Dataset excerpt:
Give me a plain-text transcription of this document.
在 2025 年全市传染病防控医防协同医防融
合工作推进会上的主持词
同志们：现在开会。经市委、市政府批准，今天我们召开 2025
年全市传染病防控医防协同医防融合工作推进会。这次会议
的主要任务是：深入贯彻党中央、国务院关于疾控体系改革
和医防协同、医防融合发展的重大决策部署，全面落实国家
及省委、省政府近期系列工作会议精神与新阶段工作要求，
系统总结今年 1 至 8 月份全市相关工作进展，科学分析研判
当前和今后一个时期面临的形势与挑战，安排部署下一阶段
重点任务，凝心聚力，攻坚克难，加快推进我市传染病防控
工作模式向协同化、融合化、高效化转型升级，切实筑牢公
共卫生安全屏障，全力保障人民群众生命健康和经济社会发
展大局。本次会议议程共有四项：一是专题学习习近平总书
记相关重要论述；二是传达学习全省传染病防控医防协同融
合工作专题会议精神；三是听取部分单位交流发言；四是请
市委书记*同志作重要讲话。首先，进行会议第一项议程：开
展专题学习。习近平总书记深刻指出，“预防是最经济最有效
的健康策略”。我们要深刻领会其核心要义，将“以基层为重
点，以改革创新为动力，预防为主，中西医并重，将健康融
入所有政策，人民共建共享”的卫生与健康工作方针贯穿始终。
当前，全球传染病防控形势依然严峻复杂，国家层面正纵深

### Short exercise
Extract all of the data above and output it character for character.

### The response
Give me a plain-text transcription of this document.
在 2025 年全市传染病防控医防协同医防融
合工作推进会上的主持词
同志们：现在开会。经市委、市政府批准，今天我们召开 2025
年全市传染病防控医防协同医防融合工作推进会。这次会议
的主要任务是：深入贯彻党中央、国务院关于疾控体系改革
和医防协同、医防融合发展的重大决策部署，全面落实国家
及省委、省政府近期系列工作会议精神与新阶段工作要求，
系统总结今年 1 至 8 月份全市相关工作进展，科学分析研判
当前和今后一个时期面临的形势与挑战，安排部署下一阶段
重点任务，凝心聚力，攻坚克难，加快推进我市传染病防控
工作模式向协同化、融合化、高效化转型升级，切实筑牢公
共卫生安全屏障，全力保障人民群众生命健康和经济社会发
展大局。本次会议议程共有四项：一是专题学习习近平总书
记相关重要论述；二是传达学习全省传染病防控医防协同融
合工作专题会议精神；三是听取部分单位交流发言；四是请
市委书记*同志作重要讲话。首先，进行会议第一项议程：开
展专题学习。习近平总书记深刻指出，“预防是最经济最有效
的健康策略”。我们要深刻领会其核心要义，将“以基层为重
点，以改革创新为动力，预防为主，中西医并重，将健康融
入所有政策，人民共建共享”的卫生与健康工作方针贯穿始终。
当前，全球传染病防控形势依然严峻复杂，国家层面正纵深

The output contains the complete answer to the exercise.